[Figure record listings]

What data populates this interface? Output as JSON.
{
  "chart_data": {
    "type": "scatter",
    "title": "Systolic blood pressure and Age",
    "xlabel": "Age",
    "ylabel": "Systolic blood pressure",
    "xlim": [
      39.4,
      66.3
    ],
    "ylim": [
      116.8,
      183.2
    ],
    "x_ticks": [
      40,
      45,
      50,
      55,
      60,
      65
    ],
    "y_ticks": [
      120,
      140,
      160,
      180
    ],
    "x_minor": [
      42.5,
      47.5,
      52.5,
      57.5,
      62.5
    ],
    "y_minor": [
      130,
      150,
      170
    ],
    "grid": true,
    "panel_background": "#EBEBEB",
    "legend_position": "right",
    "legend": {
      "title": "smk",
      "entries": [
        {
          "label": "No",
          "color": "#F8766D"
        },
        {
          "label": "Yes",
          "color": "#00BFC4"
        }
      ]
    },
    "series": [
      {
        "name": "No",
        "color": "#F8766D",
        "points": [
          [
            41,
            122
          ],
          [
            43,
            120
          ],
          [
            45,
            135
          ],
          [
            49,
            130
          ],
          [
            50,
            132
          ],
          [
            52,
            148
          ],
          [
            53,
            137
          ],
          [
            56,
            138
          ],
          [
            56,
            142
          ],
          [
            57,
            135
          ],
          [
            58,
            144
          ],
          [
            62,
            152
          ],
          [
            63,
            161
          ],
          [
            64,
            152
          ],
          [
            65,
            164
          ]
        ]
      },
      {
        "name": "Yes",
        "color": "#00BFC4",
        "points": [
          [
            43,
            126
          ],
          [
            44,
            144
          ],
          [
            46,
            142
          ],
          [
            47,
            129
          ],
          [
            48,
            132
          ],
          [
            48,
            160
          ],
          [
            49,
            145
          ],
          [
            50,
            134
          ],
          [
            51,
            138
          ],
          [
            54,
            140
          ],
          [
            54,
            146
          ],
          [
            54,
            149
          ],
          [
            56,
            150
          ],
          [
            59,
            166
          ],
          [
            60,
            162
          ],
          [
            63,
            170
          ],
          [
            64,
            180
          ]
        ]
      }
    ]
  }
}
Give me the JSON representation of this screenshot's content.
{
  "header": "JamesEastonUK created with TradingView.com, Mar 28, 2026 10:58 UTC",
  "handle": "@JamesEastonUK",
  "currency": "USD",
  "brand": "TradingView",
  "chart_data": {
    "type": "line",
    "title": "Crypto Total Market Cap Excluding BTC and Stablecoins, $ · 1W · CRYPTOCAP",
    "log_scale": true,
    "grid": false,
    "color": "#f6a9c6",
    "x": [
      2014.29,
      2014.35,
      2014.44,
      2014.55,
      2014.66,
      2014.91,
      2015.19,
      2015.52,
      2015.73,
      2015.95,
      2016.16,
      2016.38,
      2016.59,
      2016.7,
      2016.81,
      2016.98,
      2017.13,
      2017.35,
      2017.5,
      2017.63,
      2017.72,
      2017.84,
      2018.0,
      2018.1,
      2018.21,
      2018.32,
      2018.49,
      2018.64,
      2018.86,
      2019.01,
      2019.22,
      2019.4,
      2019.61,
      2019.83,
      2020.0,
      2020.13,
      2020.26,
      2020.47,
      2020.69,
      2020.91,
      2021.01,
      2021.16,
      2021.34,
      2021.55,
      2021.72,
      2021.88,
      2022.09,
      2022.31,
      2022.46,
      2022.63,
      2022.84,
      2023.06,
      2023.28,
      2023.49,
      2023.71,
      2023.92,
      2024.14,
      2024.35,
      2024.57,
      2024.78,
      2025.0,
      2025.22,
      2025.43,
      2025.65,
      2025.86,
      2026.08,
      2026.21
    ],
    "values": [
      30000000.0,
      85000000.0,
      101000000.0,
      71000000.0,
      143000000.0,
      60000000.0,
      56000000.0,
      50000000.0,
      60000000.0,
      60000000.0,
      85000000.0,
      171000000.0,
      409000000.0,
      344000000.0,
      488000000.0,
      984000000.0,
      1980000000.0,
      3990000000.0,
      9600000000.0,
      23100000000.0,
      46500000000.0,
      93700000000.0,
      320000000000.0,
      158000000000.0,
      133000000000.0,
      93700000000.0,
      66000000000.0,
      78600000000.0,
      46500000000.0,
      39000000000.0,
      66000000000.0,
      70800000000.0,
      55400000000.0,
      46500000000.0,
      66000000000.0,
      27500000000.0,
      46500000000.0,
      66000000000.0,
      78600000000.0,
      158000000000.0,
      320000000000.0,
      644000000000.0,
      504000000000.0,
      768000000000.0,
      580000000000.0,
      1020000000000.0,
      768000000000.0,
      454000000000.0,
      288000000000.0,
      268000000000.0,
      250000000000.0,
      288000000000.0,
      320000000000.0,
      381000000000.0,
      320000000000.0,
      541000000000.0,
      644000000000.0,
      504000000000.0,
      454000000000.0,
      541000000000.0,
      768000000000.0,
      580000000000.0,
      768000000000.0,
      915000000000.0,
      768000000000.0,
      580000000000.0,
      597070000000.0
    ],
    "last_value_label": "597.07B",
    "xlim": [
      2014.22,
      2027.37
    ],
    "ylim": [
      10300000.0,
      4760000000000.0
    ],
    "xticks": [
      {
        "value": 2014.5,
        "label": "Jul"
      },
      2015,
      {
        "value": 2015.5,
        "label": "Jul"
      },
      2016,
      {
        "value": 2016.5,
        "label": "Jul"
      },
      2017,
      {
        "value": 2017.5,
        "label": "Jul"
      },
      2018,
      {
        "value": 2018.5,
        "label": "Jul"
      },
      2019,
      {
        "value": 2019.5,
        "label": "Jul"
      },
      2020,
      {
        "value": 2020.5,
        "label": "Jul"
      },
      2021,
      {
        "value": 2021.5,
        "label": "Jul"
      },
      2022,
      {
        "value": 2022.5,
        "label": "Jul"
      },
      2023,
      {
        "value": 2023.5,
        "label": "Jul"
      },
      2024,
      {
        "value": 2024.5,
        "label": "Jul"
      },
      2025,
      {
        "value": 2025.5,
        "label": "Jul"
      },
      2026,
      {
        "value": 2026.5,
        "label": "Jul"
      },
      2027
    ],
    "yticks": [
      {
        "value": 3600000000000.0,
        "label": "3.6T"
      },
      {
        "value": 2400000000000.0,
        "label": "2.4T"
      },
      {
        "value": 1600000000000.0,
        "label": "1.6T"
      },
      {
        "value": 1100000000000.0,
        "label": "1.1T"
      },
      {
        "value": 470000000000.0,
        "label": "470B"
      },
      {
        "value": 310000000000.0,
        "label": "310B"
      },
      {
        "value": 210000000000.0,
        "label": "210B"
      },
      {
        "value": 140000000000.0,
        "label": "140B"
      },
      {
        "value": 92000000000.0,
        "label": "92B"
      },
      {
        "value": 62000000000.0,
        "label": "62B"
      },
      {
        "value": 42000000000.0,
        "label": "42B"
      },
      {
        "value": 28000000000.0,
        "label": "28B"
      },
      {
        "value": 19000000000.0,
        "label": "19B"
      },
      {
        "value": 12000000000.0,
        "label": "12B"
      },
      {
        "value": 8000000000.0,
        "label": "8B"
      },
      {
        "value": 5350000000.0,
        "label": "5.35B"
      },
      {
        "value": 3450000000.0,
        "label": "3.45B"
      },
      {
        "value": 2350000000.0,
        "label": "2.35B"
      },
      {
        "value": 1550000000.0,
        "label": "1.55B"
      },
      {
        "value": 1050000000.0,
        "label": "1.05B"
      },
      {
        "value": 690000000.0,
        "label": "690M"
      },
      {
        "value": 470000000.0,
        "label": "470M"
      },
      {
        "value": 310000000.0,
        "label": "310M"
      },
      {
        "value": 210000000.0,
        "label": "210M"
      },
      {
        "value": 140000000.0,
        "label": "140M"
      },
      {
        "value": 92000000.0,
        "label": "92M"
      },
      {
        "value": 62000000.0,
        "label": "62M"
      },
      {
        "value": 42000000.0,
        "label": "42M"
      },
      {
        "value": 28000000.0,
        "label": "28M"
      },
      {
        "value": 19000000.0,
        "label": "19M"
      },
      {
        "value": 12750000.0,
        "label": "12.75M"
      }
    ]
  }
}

## REQUIREMENT
Search the data above for the string "JSON" and return every line that has it.

## CORRECT OUTPUT
What data populates this interface? Output as JSON.
Give me the JSON representation of this screenshot's content.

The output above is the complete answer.